• Stated exercise: Copy out the listing that follows exactly, dropping every picture.

(Dataset items)
****

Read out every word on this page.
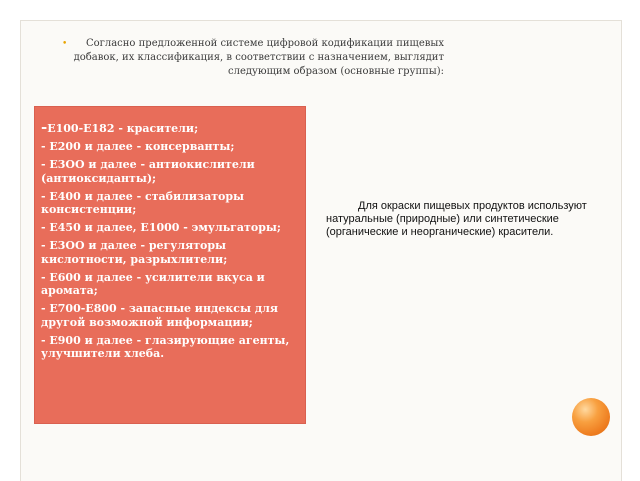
•	Согласно предложенной системе цифровой кодификации пищевых добавок, их классификация, в соответствии с назначением, выглядит следующим образом (основные группы):
-Е100-Е182 - красители;
- Е200 и далее - консерванты;
- Е3OO и далее - антиокислители (антиоксиданты);
- Е400 и далее - стабилизаторы консистенции;
- Е450 и далее, Е1000 - эмульгаторы;
- Е3OO и далее - регуляторы кислотности, разрыхлители;
- Е600 и далее - усилители вкуса и аромата;
- Е700-Е800 - запасные индексы для другой возможной информации;
- Е900 и далее - глазирующие агенты, улучшители хлеба.

Для окраски пищевых продуктов используют натуральные (природные) или синтетические (органические и неорганические) красители.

****

• Problem solution:
Read out every word on this page.
•	Согласно предложенной системе цифровой кодификации пищевых добавок, их классификация, в соответствии с назначением, выглядит следующим образом (основные группы):
-Е100-Е182 - красители;
- Е200 и далее - консерванты;
- Е3OO и далее - антиокислители (антиоксиданты);
- Е400 и далее - стабилизаторы консистенции;
- Е450 и далее, Е1000 - эмульгаторы;
- Е3OO и далее - регуляторы кислотности, разрыхлители;
- Е600 и далее - усилители вкуса и аромата;
- Е700-Е800 - запасные индексы для другой возможной информации;
- Е900 и далее - глазирующие агенты, улучшители хлеба.

Для окраски пищевых продуктов используют натуральные (природные) или синтетические (органические и неорганические) красители.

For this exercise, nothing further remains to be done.